Omit the images, then output each of the records below exactly.

| Data records |
=====

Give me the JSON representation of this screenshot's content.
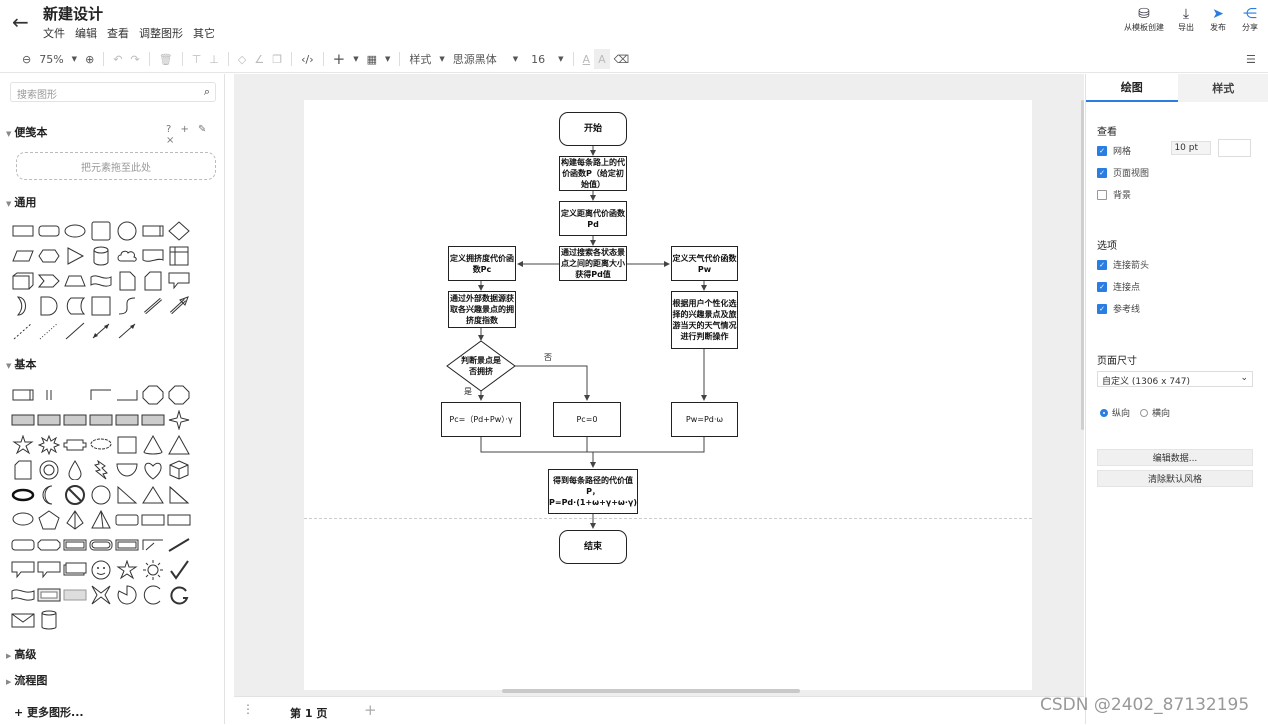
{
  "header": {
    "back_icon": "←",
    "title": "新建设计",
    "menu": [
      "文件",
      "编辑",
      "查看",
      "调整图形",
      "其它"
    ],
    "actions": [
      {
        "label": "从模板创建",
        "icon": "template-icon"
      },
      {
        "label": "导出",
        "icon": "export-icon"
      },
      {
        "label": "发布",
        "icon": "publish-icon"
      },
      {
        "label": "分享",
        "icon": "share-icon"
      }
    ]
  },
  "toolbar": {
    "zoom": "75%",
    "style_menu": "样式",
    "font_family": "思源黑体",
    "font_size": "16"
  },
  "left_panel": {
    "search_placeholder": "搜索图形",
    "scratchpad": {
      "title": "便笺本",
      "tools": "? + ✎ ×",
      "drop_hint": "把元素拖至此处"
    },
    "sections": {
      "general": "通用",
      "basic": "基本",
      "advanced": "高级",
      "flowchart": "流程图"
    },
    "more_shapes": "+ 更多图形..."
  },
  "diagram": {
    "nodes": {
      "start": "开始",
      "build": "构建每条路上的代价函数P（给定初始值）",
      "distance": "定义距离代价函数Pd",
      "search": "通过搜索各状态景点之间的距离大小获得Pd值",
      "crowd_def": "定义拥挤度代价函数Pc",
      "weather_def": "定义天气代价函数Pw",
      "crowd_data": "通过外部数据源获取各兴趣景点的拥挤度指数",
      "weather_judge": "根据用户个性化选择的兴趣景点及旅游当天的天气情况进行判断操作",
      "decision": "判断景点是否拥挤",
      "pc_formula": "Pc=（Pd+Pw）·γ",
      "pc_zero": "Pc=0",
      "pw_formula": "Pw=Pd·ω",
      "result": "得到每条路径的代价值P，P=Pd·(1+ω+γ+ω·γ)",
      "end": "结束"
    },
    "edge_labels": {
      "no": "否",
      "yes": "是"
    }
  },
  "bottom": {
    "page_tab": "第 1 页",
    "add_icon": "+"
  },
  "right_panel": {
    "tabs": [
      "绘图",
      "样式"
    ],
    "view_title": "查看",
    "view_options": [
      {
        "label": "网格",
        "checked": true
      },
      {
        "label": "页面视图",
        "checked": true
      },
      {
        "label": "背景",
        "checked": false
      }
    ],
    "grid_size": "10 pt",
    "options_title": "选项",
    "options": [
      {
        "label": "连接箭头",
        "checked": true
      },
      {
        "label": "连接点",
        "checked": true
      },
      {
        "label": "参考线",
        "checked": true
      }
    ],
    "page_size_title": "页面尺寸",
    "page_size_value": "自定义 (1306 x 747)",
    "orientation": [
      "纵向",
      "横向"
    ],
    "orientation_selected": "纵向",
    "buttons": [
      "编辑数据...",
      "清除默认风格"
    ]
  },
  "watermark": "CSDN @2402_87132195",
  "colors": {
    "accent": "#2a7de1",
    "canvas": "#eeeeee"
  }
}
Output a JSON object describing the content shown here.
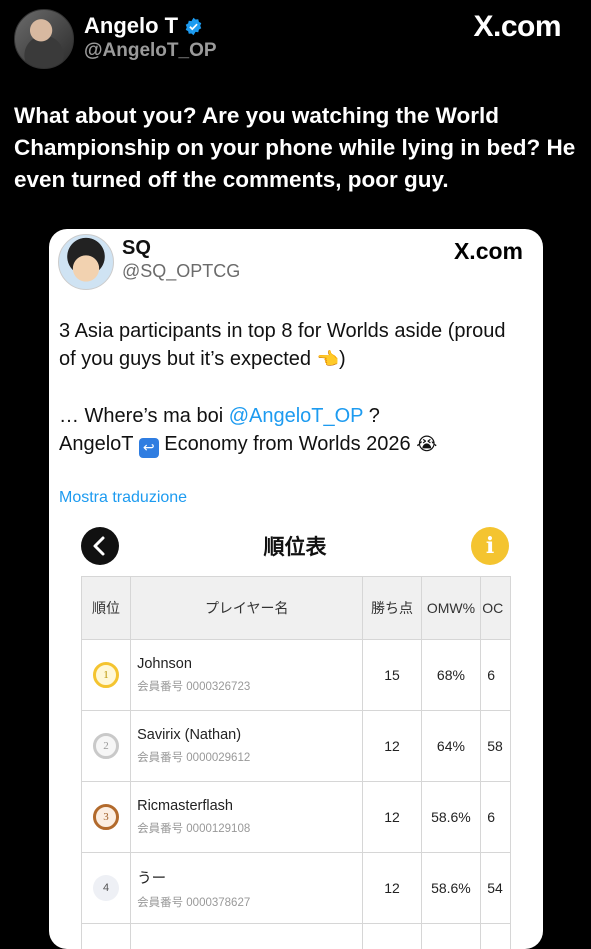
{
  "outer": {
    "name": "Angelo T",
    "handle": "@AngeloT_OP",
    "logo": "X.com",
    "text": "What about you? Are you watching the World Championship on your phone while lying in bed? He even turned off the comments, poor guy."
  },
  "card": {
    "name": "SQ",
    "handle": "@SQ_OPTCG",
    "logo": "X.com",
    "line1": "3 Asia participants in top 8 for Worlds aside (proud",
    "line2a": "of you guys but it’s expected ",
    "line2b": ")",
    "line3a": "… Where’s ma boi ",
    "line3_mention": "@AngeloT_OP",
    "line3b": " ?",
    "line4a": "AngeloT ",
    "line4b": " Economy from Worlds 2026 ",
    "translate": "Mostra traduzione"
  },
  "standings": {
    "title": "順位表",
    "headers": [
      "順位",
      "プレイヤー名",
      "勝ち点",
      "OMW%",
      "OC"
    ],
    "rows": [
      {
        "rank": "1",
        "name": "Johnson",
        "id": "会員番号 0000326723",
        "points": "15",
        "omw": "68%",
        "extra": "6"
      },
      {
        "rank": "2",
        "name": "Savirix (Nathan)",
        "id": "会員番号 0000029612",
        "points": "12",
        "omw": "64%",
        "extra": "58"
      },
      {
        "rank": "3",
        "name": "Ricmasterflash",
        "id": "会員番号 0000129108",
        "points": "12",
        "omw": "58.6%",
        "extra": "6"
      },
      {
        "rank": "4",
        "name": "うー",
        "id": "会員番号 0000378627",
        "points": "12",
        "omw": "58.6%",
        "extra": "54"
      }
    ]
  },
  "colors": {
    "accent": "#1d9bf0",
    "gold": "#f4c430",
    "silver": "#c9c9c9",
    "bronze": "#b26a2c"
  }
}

=====

| Task solution |
Give me the JSON representation of this screenshot's content.
{
  "header": {
    "back_icon": "←",
    "title": "新建设计",
    "menu": [
      "文件",
      "编辑",
      "查看",
      "调整图形",
      "其它"
    ],
    "actions": [
      {
        "label": "从模板创建",
        "icon": "template-icon"
      },
      {
        "label": "导出",
        "icon": "export-icon"
      },
      {
        "label": "发布",
        "icon": "publish-icon"
      },
      {
        "label": "分享",
        "icon": "share-icon"
      }
    ]
  },
  "toolbar": {
    "zoom": "75%",
    "style_menu": "样式",
    "font_family": "思源黑体",
    "font_size": "16"
  },
  "left_panel": {
    "search_placeholder": "搜索图形",
    "scratchpad": {
      "title": "便笺本",
      "tools": "? + ✎ ×",
      "drop_hint": "把元素拖至此处"
    },
    "sections": {
      "general": "通用",
      "basic": "基本",
      "advanced": "高级",
      "flowchart": "流程图"
    },
    "more_shapes": "+ 更多图形..."
  },
  "diagram": {
    "nodes": {
      "start": "开始",
      "build": "构建每条路上的代价函数P（给定初始值）",
      "distance": "定义距离代价函数Pd",
      "search": "通过搜索各状态景点之间的距离大小获得Pd值",
      "crowd_def": "定义拥挤度代价函数Pc",
      "weather_def": "定义天气代价函数Pw",
      "crowd_data": "通过外部数据源获取各兴趣景点的拥挤度指数",
      "weather_judge": "根据用户个性化选择的兴趣景点及旅游当天的天气情况进行判断操作",
      "decision": "判断景点是否拥挤",
      "pc_formula": "Pc=（Pd+Pw）·γ",
      "pc_zero": "Pc=0",
      "pw_formula": "Pw=Pd·ω",
      "result": "得到每条路径的代价值P，P=Pd·(1+ω+γ+ω·γ)",
      "end": "结束"
    },
    "edge_labels": {
      "no": "否",
      "yes": "是"
    }
  },
  "bottom": {
    "page_tab": "第 1 页",
    "add_icon": "+"
  },
  "right_panel": {
    "tabs": [
      "绘图",
      "样式"
    ],
    "view_title": "查看",
    "view_options": [
      {
        "label": "网格",
        "checked": true
      },
      {
        "label": "页面视图",
        "checked": true
      },
      {
        "label": "背景",
        "checked": false
      }
    ],
    "grid_size": "10 pt",
    "options_title": "选项",
    "options": [
      {
        "label": "连接箭头",
        "checked": true
      },
      {
        "label": "连接点",
        "checked": true
      },
      {
        "label": "参考线",
        "checked": true
      }
    ],
    "page_size_title": "页面尺寸",
    "page_size_value": "自定义 (1306 x 747)",
    "orientation": [
      "纵向",
      "横向"
    ],
    "orientation_selected": "纵向",
    "buttons": [
      "编辑数据...",
      "清除默认风格"
    ]
  },
  "watermark": "CSDN @2402_87132195",
  "colors": {
    "accent": "#2a7de1",
    "canvas": "#eeeeee"
  }
}
Output a JSON object describing the content shown here.
{
  "outer": {
    "name": "Angelo T",
    "handle": "@AngeloT_OP",
    "logo": "X.com",
    "text": "What about you? Are you watching the World Championship on your phone while lying in bed? He even turned off the comments, poor guy."
  },
  "card": {
    "name": "SQ",
    "handle": "@SQ_OPTCG",
    "logo": "X.com",
    "line1": "3 Asia participants in top 8 for Worlds aside (proud",
    "line2a": "of you guys but it’s expected ",
    "line2b": ")",
    "line3a": "… Where’s ma boi ",
    "line3_mention": "@AngeloT_OP",
    "line3b": " ?",
    "line4a": "AngeloT ",
    "line4b": " Economy from Worlds 2026 ",
    "translate": "Mostra traduzione"
  },
  "standings": {
    "title": "順位表",
    "headers": [
      "順位",
      "プレイヤー名",
      "勝ち点",
      "OMW%",
      "OC"
    ],
    "rows": [
      {
        "rank": "1",
        "name": "Johnson",
        "id": "会員番号 0000326723",
        "points": "15",
        "omw": "68%",
        "extra": "6"
      },
      {
        "rank": "2",
        "name": "Savirix (Nathan)",
        "id": "会員番号 0000029612",
        "points": "12",
        "omw": "64%",
        "extra": "58"
      },
      {
        "rank": "3",
        "name": "Ricmasterflash",
        "id": "会員番号 0000129108",
        "points": "12",
        "omw": "58.6%",
        "extra": "6"
      },
      {
        "rank": "4",
        "name": "うー",
        "id": "会員番号 0000378627",
        "points": "12",
        "omw": "58.6%",
        "extra": "54"
      }
    ]
  },
  "colors": {
    "accent": "#1d9bf0",
    "gold": "#f4c430",
    "silver": "#c9c9c9",
    "bronze": "#b26a2c"
  }
}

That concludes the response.